# MATERIAL SHOWN:
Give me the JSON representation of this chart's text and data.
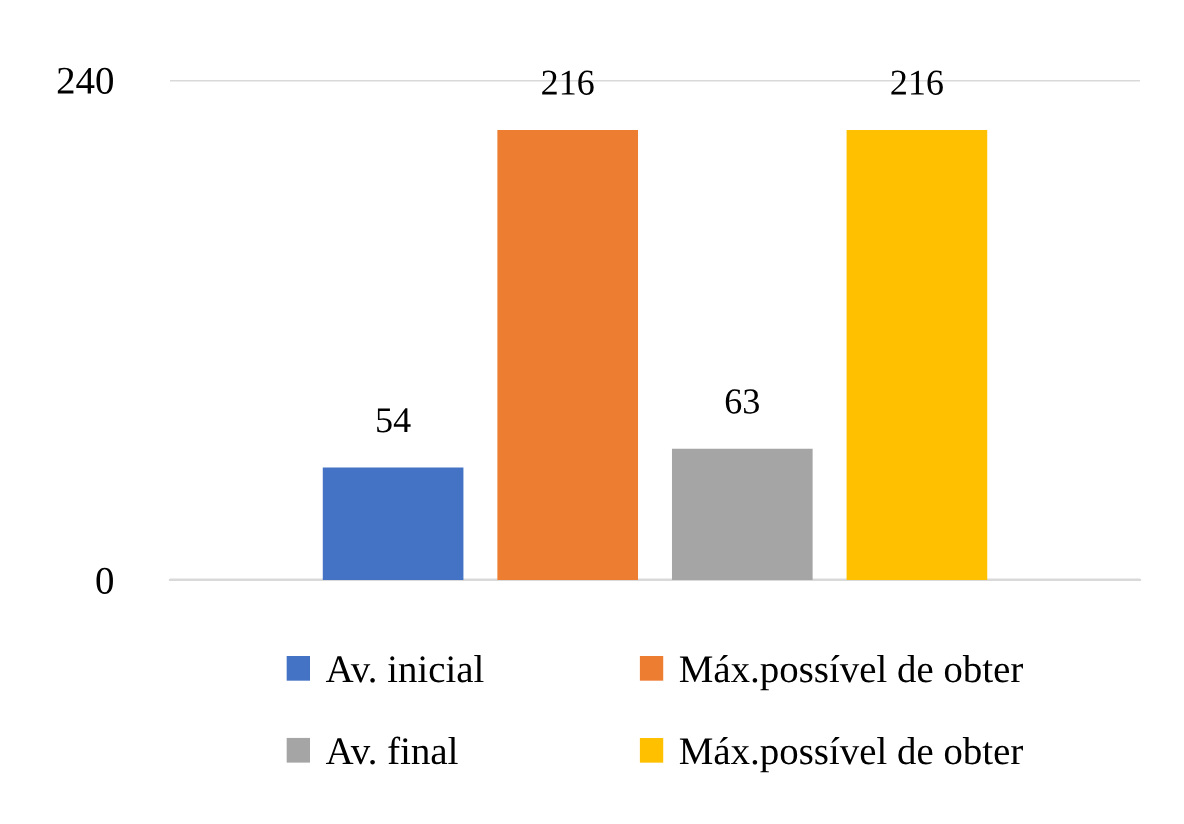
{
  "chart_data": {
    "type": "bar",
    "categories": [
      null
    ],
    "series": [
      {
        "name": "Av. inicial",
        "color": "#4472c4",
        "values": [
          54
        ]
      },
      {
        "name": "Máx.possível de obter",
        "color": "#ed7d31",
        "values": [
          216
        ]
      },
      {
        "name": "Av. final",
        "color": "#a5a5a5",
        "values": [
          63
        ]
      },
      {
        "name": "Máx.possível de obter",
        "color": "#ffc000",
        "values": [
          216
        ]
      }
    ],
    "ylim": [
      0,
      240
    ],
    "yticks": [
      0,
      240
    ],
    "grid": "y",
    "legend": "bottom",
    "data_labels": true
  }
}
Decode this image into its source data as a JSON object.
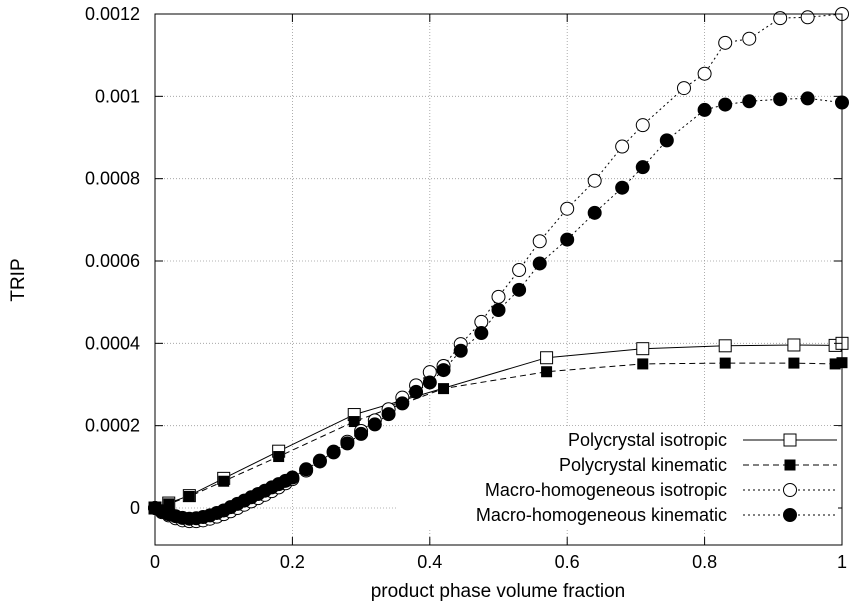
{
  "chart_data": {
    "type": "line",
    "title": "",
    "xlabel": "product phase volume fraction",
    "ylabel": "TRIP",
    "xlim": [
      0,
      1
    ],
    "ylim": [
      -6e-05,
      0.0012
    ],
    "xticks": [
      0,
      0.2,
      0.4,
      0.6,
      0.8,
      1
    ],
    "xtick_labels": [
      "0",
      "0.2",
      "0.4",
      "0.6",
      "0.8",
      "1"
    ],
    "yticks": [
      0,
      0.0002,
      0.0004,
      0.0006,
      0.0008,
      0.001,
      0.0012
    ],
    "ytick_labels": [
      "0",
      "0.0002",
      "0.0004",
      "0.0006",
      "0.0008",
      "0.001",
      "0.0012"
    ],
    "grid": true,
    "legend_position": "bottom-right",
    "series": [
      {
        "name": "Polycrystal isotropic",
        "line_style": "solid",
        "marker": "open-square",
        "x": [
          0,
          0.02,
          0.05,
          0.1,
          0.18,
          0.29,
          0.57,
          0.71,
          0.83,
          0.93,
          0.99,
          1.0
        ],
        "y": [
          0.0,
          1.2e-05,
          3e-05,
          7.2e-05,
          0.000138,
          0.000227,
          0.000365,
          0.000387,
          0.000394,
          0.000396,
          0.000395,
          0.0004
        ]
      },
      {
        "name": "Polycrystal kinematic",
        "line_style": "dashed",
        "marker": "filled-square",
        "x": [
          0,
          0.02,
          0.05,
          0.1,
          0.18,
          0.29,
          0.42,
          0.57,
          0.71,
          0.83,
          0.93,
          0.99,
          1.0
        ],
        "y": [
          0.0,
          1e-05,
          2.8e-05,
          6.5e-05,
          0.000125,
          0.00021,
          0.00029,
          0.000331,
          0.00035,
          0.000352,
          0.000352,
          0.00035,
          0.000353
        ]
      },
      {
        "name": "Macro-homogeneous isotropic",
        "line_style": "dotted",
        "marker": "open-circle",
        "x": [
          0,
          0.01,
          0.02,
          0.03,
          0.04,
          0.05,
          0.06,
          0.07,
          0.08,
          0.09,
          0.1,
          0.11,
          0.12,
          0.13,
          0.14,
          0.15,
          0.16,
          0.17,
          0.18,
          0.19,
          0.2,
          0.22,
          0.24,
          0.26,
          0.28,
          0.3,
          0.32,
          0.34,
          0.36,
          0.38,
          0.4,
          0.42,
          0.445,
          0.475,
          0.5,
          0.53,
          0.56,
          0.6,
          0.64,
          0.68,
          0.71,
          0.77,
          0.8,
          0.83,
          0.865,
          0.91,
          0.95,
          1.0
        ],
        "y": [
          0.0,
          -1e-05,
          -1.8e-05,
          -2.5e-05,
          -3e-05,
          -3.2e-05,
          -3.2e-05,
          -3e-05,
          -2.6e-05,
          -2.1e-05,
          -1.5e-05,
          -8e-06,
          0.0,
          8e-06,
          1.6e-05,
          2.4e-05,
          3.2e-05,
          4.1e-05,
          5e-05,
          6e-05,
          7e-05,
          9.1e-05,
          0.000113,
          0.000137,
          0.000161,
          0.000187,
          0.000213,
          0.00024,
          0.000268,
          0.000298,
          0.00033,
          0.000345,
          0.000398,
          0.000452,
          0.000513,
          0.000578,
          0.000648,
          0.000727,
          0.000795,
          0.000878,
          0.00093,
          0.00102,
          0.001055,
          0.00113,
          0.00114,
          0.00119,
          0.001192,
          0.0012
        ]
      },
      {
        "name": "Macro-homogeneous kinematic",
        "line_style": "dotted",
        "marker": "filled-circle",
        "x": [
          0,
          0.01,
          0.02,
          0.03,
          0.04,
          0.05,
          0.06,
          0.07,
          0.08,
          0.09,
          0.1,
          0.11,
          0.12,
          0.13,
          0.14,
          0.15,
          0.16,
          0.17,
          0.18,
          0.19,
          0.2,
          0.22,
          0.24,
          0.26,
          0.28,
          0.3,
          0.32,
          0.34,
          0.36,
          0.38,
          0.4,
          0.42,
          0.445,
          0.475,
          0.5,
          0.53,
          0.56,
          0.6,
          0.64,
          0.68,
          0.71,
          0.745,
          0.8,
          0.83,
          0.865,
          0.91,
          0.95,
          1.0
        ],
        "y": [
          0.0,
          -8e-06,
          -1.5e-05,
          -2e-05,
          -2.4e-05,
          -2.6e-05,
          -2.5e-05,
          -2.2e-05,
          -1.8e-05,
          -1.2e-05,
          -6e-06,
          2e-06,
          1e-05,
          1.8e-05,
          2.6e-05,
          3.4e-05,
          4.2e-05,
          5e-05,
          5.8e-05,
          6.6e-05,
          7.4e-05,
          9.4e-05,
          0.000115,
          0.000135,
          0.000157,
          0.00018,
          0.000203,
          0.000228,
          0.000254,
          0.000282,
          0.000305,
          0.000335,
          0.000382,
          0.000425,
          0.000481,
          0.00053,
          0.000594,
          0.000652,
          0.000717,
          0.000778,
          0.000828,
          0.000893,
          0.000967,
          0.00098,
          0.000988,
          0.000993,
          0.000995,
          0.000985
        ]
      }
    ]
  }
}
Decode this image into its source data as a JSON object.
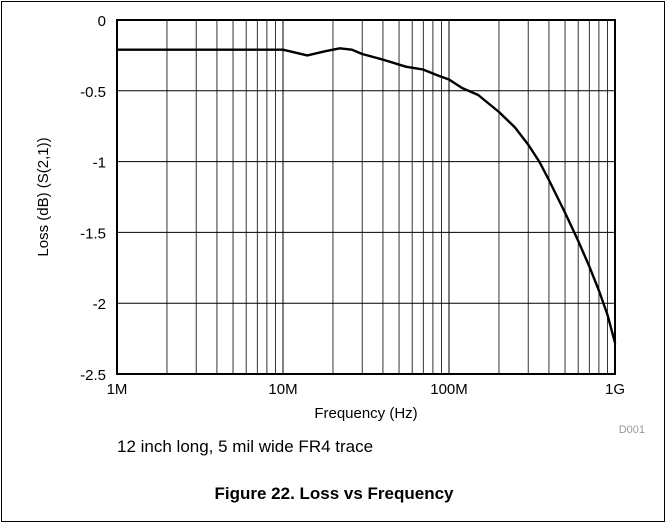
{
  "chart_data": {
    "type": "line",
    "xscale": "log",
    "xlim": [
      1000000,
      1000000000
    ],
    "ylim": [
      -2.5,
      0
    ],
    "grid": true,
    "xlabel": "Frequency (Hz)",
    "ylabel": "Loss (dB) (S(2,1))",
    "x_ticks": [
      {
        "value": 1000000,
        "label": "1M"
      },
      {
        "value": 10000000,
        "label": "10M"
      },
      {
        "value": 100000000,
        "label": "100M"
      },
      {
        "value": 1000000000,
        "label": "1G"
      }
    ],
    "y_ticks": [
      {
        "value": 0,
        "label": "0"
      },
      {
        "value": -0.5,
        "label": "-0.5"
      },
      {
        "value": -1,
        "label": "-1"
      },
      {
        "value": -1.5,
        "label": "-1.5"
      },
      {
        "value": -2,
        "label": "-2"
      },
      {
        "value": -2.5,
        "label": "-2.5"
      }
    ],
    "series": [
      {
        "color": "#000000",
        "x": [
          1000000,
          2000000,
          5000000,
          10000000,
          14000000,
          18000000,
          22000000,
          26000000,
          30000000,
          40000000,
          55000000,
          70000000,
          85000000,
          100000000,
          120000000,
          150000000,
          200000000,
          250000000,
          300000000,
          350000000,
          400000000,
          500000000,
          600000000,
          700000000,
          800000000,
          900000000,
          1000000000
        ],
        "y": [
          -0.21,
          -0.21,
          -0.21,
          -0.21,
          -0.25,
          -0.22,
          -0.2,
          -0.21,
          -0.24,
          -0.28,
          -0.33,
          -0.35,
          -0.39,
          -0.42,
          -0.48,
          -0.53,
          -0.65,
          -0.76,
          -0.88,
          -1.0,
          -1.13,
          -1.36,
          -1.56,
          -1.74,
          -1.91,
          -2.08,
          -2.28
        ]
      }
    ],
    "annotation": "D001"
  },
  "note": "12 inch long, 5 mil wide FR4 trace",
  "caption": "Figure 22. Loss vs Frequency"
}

# WHAT NEEDS TO BE DONE:
Working from the material above, transcribe it exactly while omitting pictures.

# EXERCISE RESPONSE:
Give me the JSON representation of this chart's text and data.
{
  "chart_data": {
    "type": "bar",
    "categories": [
      null
    ],
    "series": [
      {
        "name": "Av. inicial",
        "color": "#4472c4",
        "values": [
          54
        ]
      },
      {
        "name": "Máx.possível de obter",
        "color": "#ed7d31",
        "values": [
          216
        ]
      },
      {
        "name": "Av. final",
        "color": "#a5a5a5",
        "values": [
          63
        ]
      },
      {
        "name": "Máx.possível de obter",
        "color": "#ffc000",
        "values": [
          216
        ]
      }
    ],
    "ylim": [
      0,
      240
    ],
    "yticks": [
      0,
      240
    ],
    "grid": "y",
    "legend": "bottom",
    "data_labels": true
  }
}
Decode this image into its source data as a JSON object.
{
  "chart_data": {
    "type": "line",
    "title": "",
    "xlabel": "product phase volume fraction",
    "ylabel": "TRIP",
    "xlim": [
      0,
      1
    ],
    "ylim": [
      -6e-05,
      0.0012
    ],
    "xticks": [
      0,
      0.2,
      0.4,
      0.6,
      0.8,
      1
    ],
    "xtick_labels": [
      "0",
      "0.2",
      "0.4",
      "0.6",
      "0.8",
      "1"
    ],
    "yticks": [
      0,
      0.0002,
      0.0004,
      0.0006,
      0.0008,
      0.001,
      0.0012
    ],
    "ytick_labels": [
      "0",
      "0.0002",
      "0.0004",
      "0.0006",
      "0.0008",
      "0.001",
      "0.0012"
    ],
    "grid": true,
    "legend_position": "bottom-right",
    "series": [
      {
        "name": "Polycrystal isotropic",
        "line_style": "solid",
        "marker": "open-square",
        "x": [
          0,
          0.02,
          0.05,
          0.1,
          0.18,
          0.29,
          0.57,
          0.71,
          0.83,
          0.93,
          0.99,
          1.0
        ],
        "y": [
          0.0,
          1.2e-05,
          3e-05,
          7.2e-05,
          0.000138,
          0.000227,
          0.000365,
          0.000387,
          0.000394,
          0.000396,
          0.000395,
          0.0004
        ]
      },
      {
        "name": "Polycrystal kinematic",
        "line_style": "dashed",
        "marker": "filled-square",
        "x": [
          0,
          0.02,
          0.05,
          0.1,
          0.18,
          0.29,
          0.42,
          0.57,
          0.71,
          0.83,
          0.93,
          0.99,
          1.0
        ],
        "y": [
          0.0,
          1e-05,
          2.8e-05,
          6.5e-05,
          0.000125,
          0.00021,
          0.00029,
          0.000331,
          0.00035,
          0.000352,
          0.000352,
          0.00035,
          0.000353
        ]
      },
      {
        "name": "Macro-homogeneous isotropic",
        "line_style": "dotted",
        "marker": "open-circle",
        "x": [
          0,
          0.01,
          0.02,
          0.03,
          0.04,
          0.05,
          0.06,
          0.07,
          0.08,
          0.09,
          0.1,
          0.11,
          0.12,
          0.13,
          0.14,
          0.15,
          0.16,
          0.17,
          0.18,
          0.19,
          0.2,
          0.22,
          0.24,
          0.26,
          0.28,
          0.3,
          0.32,
          0.34,
          0.36,
          0.38,
          0.4,
          0.42,
          0.445,
          0.475,
          0.5,
          0.53,
          0.56,
          0.6,
          0.64,
          0.68,
          0.71,
          0.77,
          0.8,
          0.83,
          0.865,
          0.91,
          0.95,
          1.0
        ],
        "y": [
          0.0,
          -1e-05,
          -1.8e-05,
          -2.5e-05,
          -3e-05,
          -3.2e-05,
          -3.2e-05,
          -3e-05,
          -2.6e-05,
          -2.1e-05,
          -1.5e-05,
          -8e-06,
          0.0,
          8e-06,
          1.6e-05,
          2.4e-05,
          3.2e-05,
          4.1e-05,
          5e-05,
          6e-05,
          7e-05,
          9.1e-05,
          0.000113,
          0.000137,
          0.000161,
          0.000187,
          0.000213,
          0.00024,
          0.000268,
          0.000298,
          0.00033,
          0.000345,
          0.000398,
          0.000452,
          0.000513,
          0.000578,
          0.000648,
          0.000727,
          0.000795,
          0.000878,
          0.00093,
          0.00102,
          0.001055,
          0.00113,
          0.00114,
          0.00119,
          0.001192,
          0.0012
        ]
      },
      {
        "name": "Macro-homogeneous kinematic",
        "line_style": "dotted",
        "marker": "filled-circle",
        "x": [
          0,
          0.01,
          0.02,
          0.03,
          0.04,
          0.05,
          0.06,
          0.07,
          0.08,
          0.09,
          0.1,
          0.11,
          0.12,
          0.13,
          0.14,
          0.15,
          0.16,
          0.17,
          0.18,
          0.19,
          0.2,
          0.22,
          0.24,
          0.26,
          0.28,
          0.3,
          0.32,
          0.34,
          0.36,
          0.38,
          0.4,
          0.42,
          0.445,
          0.475,
          0.5,
          0.53,
          0.56,
          0.6,
          0.64,
          0.68,
          0.71,
          0.745,
          0.8,
          0.83,
          0.865,
          0.91,
          0.95,
          1.0
        ],
        "y": [
          0.0,
          -8e-06,
          -1.5e-05,
          -2e-05,
          -2.4e-05,
          -2.6e-05,
          -2.5e-05,
          -2.2e-05,
          -1.8e-05,
          -1.2e-05,
          -6e-06,
          2e-06,
          1e-05,
          1.8e-05,
          2.6e-05,
          3.4e-05,
          4.2e-05,
          5e-05,
          5.8e-05,
          6.6e-05,
          7.4e-05,
          9.4e-05,
          0.000115,
          0.000135,
          0.000157,
          0.00018,
          0.000203,
          0.000228,
          0.000254,
          0.000282,
          0.000305,
          0.000335,
          0.000382,
          0.000425,
          0.000481,
          0.00053,
          0.000594,
          0.000652,
          0.000717,
          0.000778,
          0.000828,
          0.000893,
          0.000967,
          0.00098,
          0.000988,
          0.000993,
          0.000995,
          0.000985
        ]
      }
    ]
  }
}
Decode this image into its source data as a JSON object.
{
  "chart_data": {
    "type": "line",
    "xscale": "log",
    "xlim": [
      1000000,
      1000000000
    ],
    "ylim": [
      -2.5,
      0
    ],
    "grid": true,
    "xlabel": "Frequency (Hz)",
    "ylabel": "Loss (dB) (S(2,1))",
    "x_ticks": [
      {
        "value": 1000000,
        "label": "1M"
      },
      {
        "value": 10000000,
        "label": "10M"
      },
      {
        "value": 100000000,
        "label": "100M"
      },
      {
        "value": 1000000000,
        "label": "1G"
      }
    ],
    "y_ticks": [
      {
        "value": 0,
        "label": "0"
      },
      {
        "value": -0.5,
        "label": "-0.5"
      },
      {
        "value": -1,
        "label": "-1"
      },
      {
        "value": -1.5,
        "label": "-1.5"
      },
      {
        "value": -2,
        "label": "-2"
      },
      {
        "value": -2.5,
        "label": "-2.5"
      }
    ],
    "series": [
      {
        "color": "#000000",
        "x": [
          1000000,
          2000000,
          5000000,
          10000000,
          14000000,
          18000000,
          22000000,
          26000000,
          30000000,
          40000000,
          55000000,
          70000000,
          85000000,
          100000000,
          120000000,
          150000000,
          200000000,
          250000000,
          300000000,
          350000000,
          400000000,
          500000000,
          600000000,
          700000000,
          800000000,
          900000000,
          1000000000
        ],
        "y": [
          -0.21,
          -0.21,
          -0.21,
          -0.21,
          -0.25,
          -0.22,
          -0.2,
          -0.21,
          -0.24,
          -0.28,
          -0.33,
          -0.35,
          -0.39,
          -0.42,
          -0.48,
          -0.53,
          -0.65,
          -0.76,
          -0.88,
          -1.0,
          -1.13,
          -1.36,
          -1.56,
          -1.74,
          -1.91,
          -2.08,
          -2.28
        ]
      }
    ],
    "annotation": "D001"
  },
  "note": "12 inch long, 5 mil wide FR4 trace",
  "caption": "Figure 22. Loss vs Frequency"
}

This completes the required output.